**A run of records**

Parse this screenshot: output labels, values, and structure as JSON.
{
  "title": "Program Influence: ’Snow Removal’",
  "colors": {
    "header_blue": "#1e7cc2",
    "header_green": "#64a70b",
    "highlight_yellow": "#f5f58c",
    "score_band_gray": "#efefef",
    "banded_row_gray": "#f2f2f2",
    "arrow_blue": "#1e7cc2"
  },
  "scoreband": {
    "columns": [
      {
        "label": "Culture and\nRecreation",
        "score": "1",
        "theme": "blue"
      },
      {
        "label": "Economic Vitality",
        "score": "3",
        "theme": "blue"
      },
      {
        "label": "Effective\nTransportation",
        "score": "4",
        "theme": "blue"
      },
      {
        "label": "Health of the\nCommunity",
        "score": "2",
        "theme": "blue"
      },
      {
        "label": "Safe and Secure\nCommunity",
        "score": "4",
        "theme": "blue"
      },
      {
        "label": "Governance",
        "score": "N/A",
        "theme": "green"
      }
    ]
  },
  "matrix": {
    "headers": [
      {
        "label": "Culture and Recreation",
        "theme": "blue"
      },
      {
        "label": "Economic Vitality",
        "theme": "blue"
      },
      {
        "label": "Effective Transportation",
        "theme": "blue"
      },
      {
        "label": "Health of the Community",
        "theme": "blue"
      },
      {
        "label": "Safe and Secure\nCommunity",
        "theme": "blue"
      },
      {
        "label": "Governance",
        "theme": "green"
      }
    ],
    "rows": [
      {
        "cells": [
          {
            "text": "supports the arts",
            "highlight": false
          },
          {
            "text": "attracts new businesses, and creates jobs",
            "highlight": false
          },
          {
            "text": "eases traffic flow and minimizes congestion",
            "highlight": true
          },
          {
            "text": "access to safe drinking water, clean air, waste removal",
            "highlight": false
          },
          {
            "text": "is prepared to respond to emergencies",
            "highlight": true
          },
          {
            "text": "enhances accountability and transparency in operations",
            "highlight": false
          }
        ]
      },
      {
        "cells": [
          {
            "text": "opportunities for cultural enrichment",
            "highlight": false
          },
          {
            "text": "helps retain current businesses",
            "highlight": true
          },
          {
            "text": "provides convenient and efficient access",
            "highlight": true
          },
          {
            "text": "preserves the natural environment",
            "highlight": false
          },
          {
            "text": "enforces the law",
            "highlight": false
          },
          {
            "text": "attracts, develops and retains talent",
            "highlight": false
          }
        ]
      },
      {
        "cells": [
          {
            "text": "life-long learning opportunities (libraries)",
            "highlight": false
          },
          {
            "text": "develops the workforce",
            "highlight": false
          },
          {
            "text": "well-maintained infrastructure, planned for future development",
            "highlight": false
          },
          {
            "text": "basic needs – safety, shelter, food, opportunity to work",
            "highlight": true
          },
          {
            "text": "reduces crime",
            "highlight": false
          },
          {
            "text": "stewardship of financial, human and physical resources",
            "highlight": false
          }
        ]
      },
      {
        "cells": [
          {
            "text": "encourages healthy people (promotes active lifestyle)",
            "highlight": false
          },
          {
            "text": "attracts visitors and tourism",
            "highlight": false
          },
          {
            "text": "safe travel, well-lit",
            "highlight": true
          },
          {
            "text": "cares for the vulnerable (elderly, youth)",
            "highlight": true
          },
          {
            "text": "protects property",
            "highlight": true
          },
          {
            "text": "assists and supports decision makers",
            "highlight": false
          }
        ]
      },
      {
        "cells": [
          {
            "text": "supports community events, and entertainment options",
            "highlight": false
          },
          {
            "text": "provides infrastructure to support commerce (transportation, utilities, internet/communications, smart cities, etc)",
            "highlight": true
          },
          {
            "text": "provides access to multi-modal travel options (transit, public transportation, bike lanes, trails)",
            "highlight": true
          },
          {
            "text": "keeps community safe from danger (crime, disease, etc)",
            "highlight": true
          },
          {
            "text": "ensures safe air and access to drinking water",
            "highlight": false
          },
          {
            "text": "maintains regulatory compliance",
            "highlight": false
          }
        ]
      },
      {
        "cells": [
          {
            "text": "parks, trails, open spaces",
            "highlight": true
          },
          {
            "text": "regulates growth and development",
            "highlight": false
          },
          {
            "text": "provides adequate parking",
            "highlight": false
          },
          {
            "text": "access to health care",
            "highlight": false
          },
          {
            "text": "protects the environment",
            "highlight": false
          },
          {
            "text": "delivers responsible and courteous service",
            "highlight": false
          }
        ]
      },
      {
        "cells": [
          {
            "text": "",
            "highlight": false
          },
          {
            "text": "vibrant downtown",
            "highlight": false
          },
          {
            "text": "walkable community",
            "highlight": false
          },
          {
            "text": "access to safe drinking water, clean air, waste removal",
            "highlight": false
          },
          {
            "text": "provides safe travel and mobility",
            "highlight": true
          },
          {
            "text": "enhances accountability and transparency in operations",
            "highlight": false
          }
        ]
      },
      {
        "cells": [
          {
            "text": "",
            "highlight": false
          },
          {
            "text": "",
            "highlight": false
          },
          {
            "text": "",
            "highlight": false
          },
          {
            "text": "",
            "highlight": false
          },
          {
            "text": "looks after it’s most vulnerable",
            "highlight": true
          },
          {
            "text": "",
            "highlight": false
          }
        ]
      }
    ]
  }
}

**WRITTEN TASK**
Print all of the data exactly as it was given.

**COMPLETE RESPONSE**
Parse this screenshot: output labels, values, and structure as JSON.
{
  "title": "Program Influence: ’Snow Removal’",
  "colors": {
    "header_blue": "#1e7cc2",
    "header_green": "#64a70b",
    "highlight_yellow": "#f5f58c",
    "score_band_gray": "#efefef",
    "banded_row_gray": "#f2f2f2",
    "arrow_blue": "#1e7cc2"
  },
  "scoreband": {
    "columns": [
      {
        "label": "Culture and\nRecreation",
        "score": "1",
        "theme": "blue"
      },
      {
        "label": "Economic Vitality",
        "score": "3",
        "theme": "blue"
      },
      {
        "label": "Effective\nTransportation",
        "score": "4",
        "theme": "blue"
      },
      {
        "label": "Health of the\nCommunity",
        "score": "2",
        "theme": "blue"
      },
      {
        "label": "Safe and Secure\nCommunity",
        "score": "4",
        "theme": "blue"
      },
      {
        "label": "Governance",
        "score": "N/A",
        "theme": "green"
      }
    ]
  },
  "matrix": {
    "headers": [
      {
        "label": "Culture and Recreation",
        "theme": "blue"
      },
      {
        "label": "Economic Vitality",
        "theme": "blue"
      },
      {
        "label": "Effective Transportation",
        "theme": "blue"
      },
      {
        "label": "Health of the Community",
        "theme": "blue"
      },
      {
        "label": "Safe and Secure\nCommunity",
        "theme": "blue"
      },
      {
        "label": "Governance",
        "theme": "green"
      }
    ],
    "rows": [
      {
        "cells": [
          {
            "text": "supports the arts",
            "highlight": false
          },
          {
            "text": "attracts new businesses, and creates jobs",
            "highlight": false
          },
          {
            "text": "eases traffic flow and minimizes congestion",
            "highlight": true
          },
          {
            "text": "access to safe drinking water, clean air, waste removal",
            "highlight": false
          },
          {
            "text": "is prepared to respond to emergencies",
            "highlight": true
          },
          {
            "text": "enhances accountability and transparency in operations",
            "highlight": false
          }
        ]
      },
      {
        "cells": [
          {
            "text": "opportunities for cultural enrichment",
            "highlight": false
          },
          {
            "text": "helps retain current businesses",
            "highlight": true
          },
          {
            "text": "provides convenient and efficient access",
            "highlight": true
          },
          {
            "text": "preserves the natural environment",
            "highlight": false
          },
          {
            "text": "enforces the law",
            "highlight": false
          },
          {
            "text": "attracts, develops and retains talent",
            "highlight": false
          }
        ]
      },
      {
        "cells": [
          {
            "text": "life-long learning opportunities (libraries)",
            "highlight": false
          },
          {
            "text": "develops the workforce",
            "highlight": false
          },
          {
            "text": "well-maintained infrastructure, planned for future development",
            "highlight": false
          },
          {
            "text": "basic needs – safety, shelter, food, opportunity to work",
            "highlight": true
          },
          {
            "text": "reduces crime",
            "highlight": false
          },
          {
            "text": "stewardship of financial, human and physical resources",
            "highlight": false
          }
        ]
      },
      {
        "cells": [
          {
            "text": "encourages healthy people (promotes active lifestyle)",
            "highlight": false
          },
          {
            "text": "attracts visitors and tourism",
            "highlight": false
          },
          {
            "text": "safe travel, well-lit",
            "highlight": true
          },
          {
            "text": "cares for the vulnerable (elderly, youth)",
            "highlight": true
          },
          {
            "text": "protects property",
            "highlight": true
          },
          {
            "text": "assists and supports decision makers",
            "highlight": false
          }
        ]
      },
      {
        "cells": [
          {
            "text": "supports community events, and entertainment options",
            "highlight": false
          },
          {
            "text": "provides infrastructure to support commerce (transportation, utilities, internet/communications, smart cities, etc)",
            "highlight": true
          },
          {
            "text": "provides access to multi-modal travel options (transit, public transportation, bike lanes, trails)",
            "highlight": true
          },
          {
            "text": "keeps community safe from danger (crime, disease, etc)",
            "highlight": true
          },
          {
            "text": "ensures safe air and access to drinking water",
            "highlight": false
          },
          {
            "text": "maintains regulatory compliance",
            "highlight": false
          }
        ]
      },
      {
        "cells": [
          {
            "text": "parks, trails, open spaces",
            "highlight": true
          },
          {
            "text": "regulates growth and development",
            "highlight": false
          },
          {
            "text": "provides adequate parking",
            "highlight": false
          },
          {
            "text": "access to health care",
            "highlight": false
          },
          {
            "text": "protects the environment",
            "highlight": false
          },
          {
            "text": "delivers responsible and courteous service",
            "highlight": false
          }
        ]
      },
      {
        "cells": [
          {
            "text": "",
            "highlight": false
          },
          {
            "text": "vibrant downtown",
            "highlight": false
          },
          {
            "text": "walkable community",
            "highlight": false
          },
          {
            "text": "access to safe drinking water, clean air, waste removal",
            "highlight": false
          },
          {
            "text": "provides safe travel and mobility",
            "highlight": true
          },
          {
            "text": "enhances accountability and transparency in operations",
            "highlight": false
          }
        ]
      },
      {
        "cells": [
          {
            "text": "",
            "highlight": false
          },
          {
            "text": "",
            "highlight": false
          },
          {
            "text": "",
            "highlight": false
          },
          {
            "text": "",
            "highlight": false
          },
          {
            "text": "looks after it’s most vulnerable",
            "highlight": true
          },
          {
            "text": "",
            "highlight": false
          }
        ]
      }
    ]
  }
}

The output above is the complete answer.